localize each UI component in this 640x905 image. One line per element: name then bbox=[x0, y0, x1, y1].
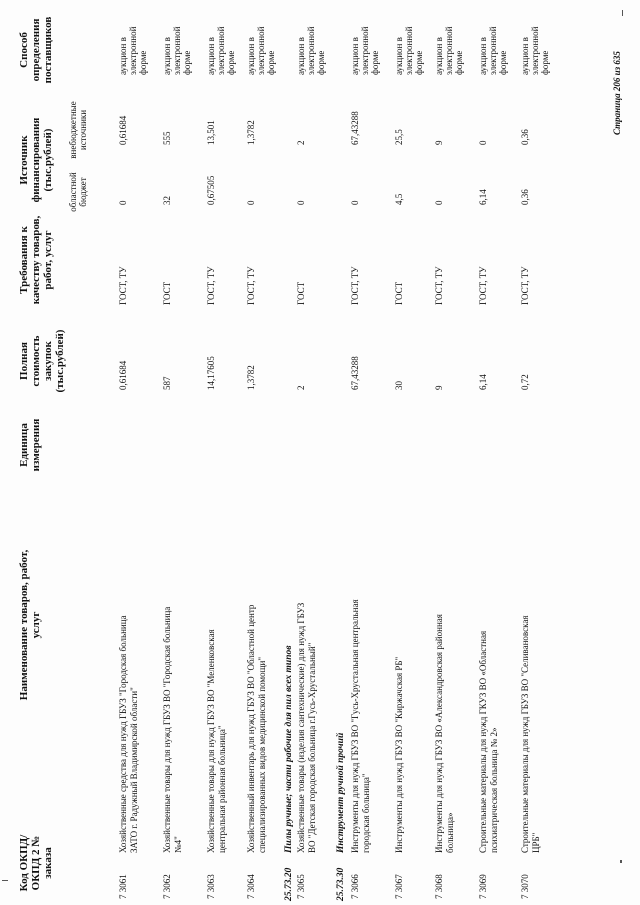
header-requirements bbox=[18, 205, 54, 315]
row-method-line: форме bbox=[138, 50, 148, 75]
row-source-extra: 0,61684 bbox=[118, 115, 128, 145]
row-method-line: форме bbox=[414, 50, 424, 75]
row-name-line: Хозяйственный инвентарь для нужд ГБУЗ ВО "Областной центр bbox=[246, 604, 256, 853]
page-footer-text: Страница 206 из 635 bbox=[612, 51, 622, 135]
row-requirements: ГОСТ bbox=[394, 281, 404, 305]
row-source-regional: 6,14 bbox=[478, 189, 488, 205]
row-source-regional: 0 bbox=[296, 200, 306, 205]
row-source-extra: 2 bbox=[296, 140, 306, 145]
row-requirements: ГОСТ bbox=[162, 281, 172, 305]
row-source-regional: 0,36 bbox=[520, 189, 530, 205]
row-method-line: форме bbox=[370, 50, 380, 75]
row-method-line: электронной bbox=[128, 26, 138, 75]
row-code: 7 3066 bbox=[350, 874, 360, 899]
row-name-line: Хозяйственные товары для нужд ГБУЗ ВО "Меленковская bbox=[206, 629, 216, 853]
header-unit-text: Единица измерения bbox=[18, 418, 42, 472]
row-method-line: аукцион в bbox=[350, 37, 360, 75]
row-requirements: ГОСТ, ТУ bbox=[434, 266, 444, 305]
scan-speck bbox=[622, 10, 623, 16]
row-method-line: аукцион в bbox=[206, 37, 216, 75]
row-name-line: №4" bbox=[173, 836, 183, 853]
row-name-line: Строительные материалы для нужд ГКУЗ ВО «Областная bbox=[478, 630, 488, 853]
row-cost: 2 bbox=[296, 385, 306, 390]
row-source-regional: 0 bbox=[434, 200, 444, 205]
row-code: 7 3067 bbox=[394, 874, 404, 899]
header-name bbox=[18, 545, 42, 705]
row-code: 7 3064 bbox=[246, 874, 256, 899]
section-code: 25.73.30 bbox=[336, 867, 346, 901]
row-requirements: ГОСТ bbox=[296, 281, 306, 305]
row-cost: 1,3782 bbox=[246, 365, 256, 390]
header-source bbox=[18, 100, 54, 220]
header-unit bbox=[18, 410, 42, 480]
row-code: 7 3062 bbox=[162, 874, 172, 899]
row-method-line: аукцион в bbox=[394, 37, 404, 75]
row-source-regional: 4,5 bbox=[394, 193, 404, 205]
row-code: 7 3070 bbox=[520, 874, 530, 899]
header-source-extra bbox=[68, 95, 88, 165]
row-cost: 0,61684 bbox=[118, 360, 128, 390]
row-method-line: аукцион в bbox=[520, 37, 530, 75]
row-method-line: аукцион в bbox=[296, 37, 306, 75]
row-cost: 30 bbox=[394, 381, 404, 390]
row-source-extra: 1,3782 bbox=[246, 120, 256, 145]
row-method-line: аукцион в bbox=[118, 37, 128, 75]
row-name-line: ЦРБ" bbox=[531, 832, 541, 853]
header-method-text: Способ определения поставщиков bbox=[18, 16, 54, 84]
row-requirements: ГОСТ, ТУ bbox=[520, 266, 530, 305]
row-name-line: ЗАТО г. Радужный Владимирской области" bbox=[129, 687, 139, 853]
row-name-line: Хозяйственные товары для нужд ГБУЗ ВО "Городская больница bbox=[162, 606, 172, 853]
row-method-line: электронной bbox=[216, 26, 226, 75]
row-source-extra: 25,5 bbox=[394, 129, 404, 145]
scan-speck bbox=[2, 880, 8, 881]
row-requirements: ГОСТ, ТУ bbox=[246, 266, 256, 305]
header-source-text: Источник финансирования (тыс.рублей) bbox=[18, 117, 54, 203]
row-cost: 587 bbox=[162, 376, 172, 390]
row-name-line: центральная районная больница" bbox=[217, 725, 227, 853]
row-method-line: электронной bbox=[488, 26, 498, 75]
row-source-extra: 0 bbox=[478, 140, 488, 145]
row-code: 7 3061 bbox=[118, 874, 128, 899]
row-name-line: городская больница" bbox=[361, 773, 371, 853]
row-method-line: аукцион в bbox=[434, 37, 444, 75]
row-source-regional: 0,67505 bbox=[206, 175, 216, 205]
row-code: 7 3063 bbox=[206, 874, 216, 899]
row-method-line: форме bbox=[540, 50, 550, 75]
row-method-line: электронной bbox=[360, 26, 370, 75]
section-title: Пилы ручные; части рабочие для пил всех типов bbox=[284, 645, 294, 853]
section-code: 25.73.20 bbox=[284, 867, 294, 901]
row-source-regional: 0 bbox=[118, 200, 128, 205]
row-source-extra: 9 bbox=[434, 140, 444, 145]
row-method-line: аукцион в bbox=[478, 37, 488, 75]
header-source-extra-text: внебюджетные источники bbox=[68, 101, 88, 159]
row-source-regional: 0 bbox=[350, 200, 360, 205]
row-source-regional: 32 bbox=[162, 196, 172, 205]
row-source-extra: 555 bbox=[162, 131, 172, 145]
row-requirements: ГОСТ, ТУ bbox=[478, 266, 488, 305]
row-method-line: аукцион в bbox=[246, 37, 256, 75]
row-method-line: электронной bbox=[256, 26, 266, 75]
row-method-line: форме bbox=[316, 50, 326, 75]
row-cost: 14,17605 bbox=[206, 356, 216, 390]
header-cost-text: Полная стоимость закупок (тыс.рублей) bbox=[18, 329, 66, 393]
row-method-line: электронной bbox=[306, 26, 316, 75]
row-name-line: ВО "Детская городская больница г.Гусь-Хрустальный" bbox=[307, 642, 317, 853]
row-cost: 9 bbox=[434, 385, 444, 390]
row-method-line: электронной bbox=[172, 26, 182, 75]
row-name-line: Хозяйственные средства для нужд ГБУЗ "Городская больница bbox=[118, 615, 128, 853]
row-name-line: Инструменты для нужд ГБУЗ ВО "Гусь-Хрустальная центральная bbox=[350, 599, 360, 853]
row-requirements: ГОСТ, ТУ bbox=[350, 266, 360, 305]
row-name-line: психиатрическая больница № 2» bbox=[489, 727, 499, 853]
row-cost: 67,43288 bbox=[350, 356, 360, 390]
header-requirements-text: Требования к качеству товаров, работ, услуг bbox=[18, 215, 54, 305]
row-name-line: Инструменты для нужд ГБУЗ ВО «Александровская районная bbox=[434, 614, 444, 853]
header-cost bbox=[18, 322, 66, 400]
row-name-line: Хозяйственные товары (изделия сантехнические) для нужд ГБУЗ bbox=[296, 602, 306, 853]
row-method-line: аукцион в bbox=[162, 37, 172, 75]
row-code: 7 3068 bbox=[434, 874, 444, 899]
header-code-text: Код ОКПД/ ОКПД 2 № заказа bbox=[18, 834, 54, 892]
row-source-extra: 67,43288 bbox=[350, 111, 360, 145]
row-name-line: Строительные материалы для нужд ГБУЗ ВО "Селивановская bbox=[520, 615, 530, 853]
row-code: 7 3069 bbox=[478, 874, 488, 899]
row-requirements: ГОСТ, ТУ bbox=[118, 266, 128, 305]
row-method-line: форме bbox=[226, 50, 236, 75]
header-method bbox=[18, 5, 54, 95]
header-source-regional bbox=[68, 167, 88, 217]
row-cost: 6,14 bbox=[478, 374, 488, 390]
section-title: Инструмент ручной прочий bbox=[336, 732, 346, 853]
row-method-line: форме bbox=[266, 50, 276, 75]
row-source-extra: 13,501 bbox=[206, 120, 216, 145]
header-code bbox=[18, 833, 54, 893]
row-method-line: форме bbox=[454, 50, 464, 75]
row-method-line: форме bbox=[498, 50, 508, 75]
row-method-line: электронной bbox=[444, 26, 454, 75]
scan-speck bbox=[620, 860, 622, 863]
row-name-line: специализированных видов медицинской помощи" bbox=[257, 656, 267, 853]
row-source-regional: 0 bbox=[246, 200, 256, 205]
row-method-line: форме bbox=[182, 50, 192, 75]
row-method-line: электронной bbox=[530, 26, 540, 75]
row-cost: 0,72 bbox=[520, 374, 530, 390]
row-name-line: больница» bbox=[445, 812, 455, 853]
header-source-regional-text: областной бюджет bbox=[68, 172, 88, 212]
page-footer bbox=[612, 51, 622, 135]
row-source-extra: 0,36 bbox=[520, 129, 530, 145]
row-method-line: электронной bbox=[404, 26, 414, 75]
row-name-line: Инструменты для нужд ГБУЗ ВО "Киржачская РБ" bbox=[394, 656, 404, 853]
header-name-text: Наименование товаров, работ, услуг bbox=[18, 549, 42, 701]
row-code: 7 3065 bbox=[296, 874, 306, 899]
row-requirements: ГОСТ, ТУ bbox=[206, 266, 216, 305]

* Your task *
Copy the lines starting at the one containing "header-requirements bbox=[18, 205, 54, 315]" and ending at the one containing "page-footer-text: Страница 206", both included, without changing anything.

* Correct output *
header-requirements bbox=[18, 205, 54, 315]
row-method-line: форме bbox=[138, 50, 148, 75]
row-source-extra: 0,61684 bbox=[118, 115, 128, 145]
row-method-line: форме bbox=[414, 50, 424, 75]
row-name-line: Хозяйственный инвентарь для нужд ГБУЗ ВО "Областной центр bbox=[246, 604, 256, 853]
page-footer-text: Страница 206 из 635 bbox=[612, 51, 622, 135]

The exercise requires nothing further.